Quoted passage
-----

The year is 1998. Jenny Shipley is prime minister, we win zero medals at the Olympics, and an actress named Lucy Lawless is the first New Zealander to host American TV sketch comedy show Saturday Night Live. We’re at the height of Xenamania, and Lawless is not just the most famous person in New Zealand, but the most famous New Zealander in the world.

Looking back at the episode feels more like looking into some strange funhouse mirror rather than into a part of television history. Lawless’ monologue, New Zealand accent fully intact, rests entirely on a stretched-out joke about how Xena is a lesbian, complete with Tina Fey dressed like a trucker. It has not aged well, to put it nicely. Elliott Smith (RIP) is the musical guest. The sketches include one where Will Ferrell plays a sexually aggressive nude model, and one where Lawless plays a stripper clown who has to argue a case in front of Judge Judy. I guess we expected different things from our comedy in 1998.

Saturday Night Live is one of those cultural institutions that never quite properly reached our shores. One obvious reason is that it was never regularly broadcast here; another is that we don’t share a tradition of watching televised sketch comedy at midnight on a Saturday. I don’t count this as a flaw in New Zealand culture, trust me.

-----

Collection entries
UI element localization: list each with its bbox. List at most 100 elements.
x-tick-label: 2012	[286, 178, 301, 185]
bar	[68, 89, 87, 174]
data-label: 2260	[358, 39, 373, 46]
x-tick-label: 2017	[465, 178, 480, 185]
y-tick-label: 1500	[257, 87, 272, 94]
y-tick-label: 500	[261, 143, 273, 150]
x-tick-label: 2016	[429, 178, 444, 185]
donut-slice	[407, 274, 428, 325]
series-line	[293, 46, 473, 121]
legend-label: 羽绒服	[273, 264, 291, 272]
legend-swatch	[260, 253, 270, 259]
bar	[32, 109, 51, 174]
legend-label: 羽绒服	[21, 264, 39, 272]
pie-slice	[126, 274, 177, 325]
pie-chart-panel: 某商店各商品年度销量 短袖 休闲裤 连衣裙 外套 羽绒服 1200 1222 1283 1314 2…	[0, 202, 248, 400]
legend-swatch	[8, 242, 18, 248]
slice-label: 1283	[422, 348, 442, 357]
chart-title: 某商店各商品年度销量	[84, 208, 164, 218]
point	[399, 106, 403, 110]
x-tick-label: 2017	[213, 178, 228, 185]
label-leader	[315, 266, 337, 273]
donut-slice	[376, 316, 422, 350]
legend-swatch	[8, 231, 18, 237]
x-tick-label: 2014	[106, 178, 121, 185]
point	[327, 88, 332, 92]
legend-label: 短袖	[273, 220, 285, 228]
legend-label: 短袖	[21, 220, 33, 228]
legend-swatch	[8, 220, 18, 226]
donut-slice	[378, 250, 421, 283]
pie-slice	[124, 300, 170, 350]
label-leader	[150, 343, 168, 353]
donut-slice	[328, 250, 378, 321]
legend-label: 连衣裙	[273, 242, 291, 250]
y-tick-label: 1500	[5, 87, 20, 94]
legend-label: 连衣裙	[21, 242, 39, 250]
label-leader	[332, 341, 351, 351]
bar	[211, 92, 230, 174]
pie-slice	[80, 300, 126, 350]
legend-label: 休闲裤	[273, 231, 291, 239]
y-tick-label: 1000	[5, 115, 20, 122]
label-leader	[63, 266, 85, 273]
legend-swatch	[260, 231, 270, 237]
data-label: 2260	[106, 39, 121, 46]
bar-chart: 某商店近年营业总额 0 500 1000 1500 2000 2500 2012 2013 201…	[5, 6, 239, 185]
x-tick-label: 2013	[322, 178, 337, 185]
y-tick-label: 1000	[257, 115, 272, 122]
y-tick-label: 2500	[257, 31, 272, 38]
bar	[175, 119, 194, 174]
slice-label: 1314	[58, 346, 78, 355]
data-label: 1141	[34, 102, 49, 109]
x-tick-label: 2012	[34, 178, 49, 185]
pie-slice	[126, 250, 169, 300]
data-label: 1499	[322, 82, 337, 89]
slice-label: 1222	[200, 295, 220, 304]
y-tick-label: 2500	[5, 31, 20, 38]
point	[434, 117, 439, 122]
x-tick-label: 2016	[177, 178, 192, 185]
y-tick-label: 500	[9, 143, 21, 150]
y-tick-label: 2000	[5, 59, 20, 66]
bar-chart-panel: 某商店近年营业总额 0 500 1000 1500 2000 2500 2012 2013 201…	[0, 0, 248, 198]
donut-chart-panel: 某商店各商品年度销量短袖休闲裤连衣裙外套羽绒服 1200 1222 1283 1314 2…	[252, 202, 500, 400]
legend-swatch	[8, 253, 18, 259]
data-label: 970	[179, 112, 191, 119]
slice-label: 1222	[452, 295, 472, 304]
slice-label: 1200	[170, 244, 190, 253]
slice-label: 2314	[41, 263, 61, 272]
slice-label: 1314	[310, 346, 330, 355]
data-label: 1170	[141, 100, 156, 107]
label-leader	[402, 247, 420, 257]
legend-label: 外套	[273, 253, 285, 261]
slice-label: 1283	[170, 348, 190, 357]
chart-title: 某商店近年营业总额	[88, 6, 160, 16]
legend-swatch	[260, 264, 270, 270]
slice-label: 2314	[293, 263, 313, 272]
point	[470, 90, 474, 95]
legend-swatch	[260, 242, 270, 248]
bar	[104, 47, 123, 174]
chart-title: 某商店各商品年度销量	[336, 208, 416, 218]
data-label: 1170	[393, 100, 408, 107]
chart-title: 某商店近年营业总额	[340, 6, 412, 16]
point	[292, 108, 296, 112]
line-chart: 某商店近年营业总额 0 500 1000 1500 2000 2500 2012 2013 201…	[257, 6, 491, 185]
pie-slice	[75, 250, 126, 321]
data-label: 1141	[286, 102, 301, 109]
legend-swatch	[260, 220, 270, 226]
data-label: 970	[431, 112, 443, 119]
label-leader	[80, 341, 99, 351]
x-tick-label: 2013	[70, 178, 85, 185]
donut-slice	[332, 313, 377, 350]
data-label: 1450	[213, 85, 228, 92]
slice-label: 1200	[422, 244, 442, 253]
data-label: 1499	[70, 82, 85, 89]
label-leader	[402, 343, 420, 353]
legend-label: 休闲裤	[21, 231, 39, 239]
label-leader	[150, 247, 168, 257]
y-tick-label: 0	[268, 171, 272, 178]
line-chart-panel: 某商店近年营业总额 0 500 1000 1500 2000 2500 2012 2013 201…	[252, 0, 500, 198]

-----

Tasks
A - In the article about Lucy Lawless hosting Saturday Night Live, who was the musical guest on her episode?
B - List every performer the article about Lucy Lawless hosting Saturday Night Live names as appearing in her 1998 episode.
C - Resume the article about Lucy Lawless hosting Saturday Night Live, starting after its final sentence.
The collection entries are separate material and have no connection to the article.

Replies
A - Elliott Smith

B - Lucy Lawless, Tina Fey, Elliott Smith, Will Ferrell

C -
Every now and then a sketch breaks out and make headlines here – think Tina Fey and Amy Poehler playing Sarah Palin and Hilary Clinton, or Alec Baldwin puckering his lips and calling it an impression of Donald Trump. But mostly SNL is something that comes over here in drips, drabs and YouTube clips, free of episode-long context. And in the pre-YouTube era? Forget about it, with the exception of legendary clips like ‘More Cowbell!’ or the Debbie Downer sketches.

The other reason it never really took off here? A lot of SNL stuff is by design disposable. It’s a fast turnaround sketch show hosted by somebody who might not necessarily be very funny or good at live comedy. When SNL hits, it hits hard – any episode with Melissa McCarthy is wall-to-wall gold solely due to her commitment to the material she’s given – but it misses about as much as you’d expect it to, given that it’s a full 90 minutes of comedy written and performed in a single week.

But I’m not here to talk about Saturday Night Live. I’m here to talk about one of the best sketches that the show has ever done, one of the greatest pieces of comedy involving a New Zealander ever, and one has dug deep into my brain since I saw it on some off-brand video hosting website a few years ago: Stevie Nicks Fajita Round-Up.

The concept is very, very dumb, right from the intro line:

“Hello, I’m Stevie Nicks. Do you like the music of my band, Fleetwood Mac? And do you like fajitas, flautas, quesadillas, and other Tex-Mex specialties? ”

Yup. That’s the sketch. It’s a commercial for a Stevie Nicks Tex-Mex restaurant called Stevie Nicks Fajita Round-Up. Lucy Lawless, commits to Nicks’ goat-bleat of a voice and flowy mannerisms (complete with fan blowing her hair around all witch-like) and sings Fleetwood Mac songs turned into jingles that hawk burritos, fajitas and other Mexican food “for an affordable dining experience you’ll never forget”.

To wit:

You placed an order, I wrote it down.
Three enchiladas, the best in town.
Then I saw my reflection in a big pile of nachos.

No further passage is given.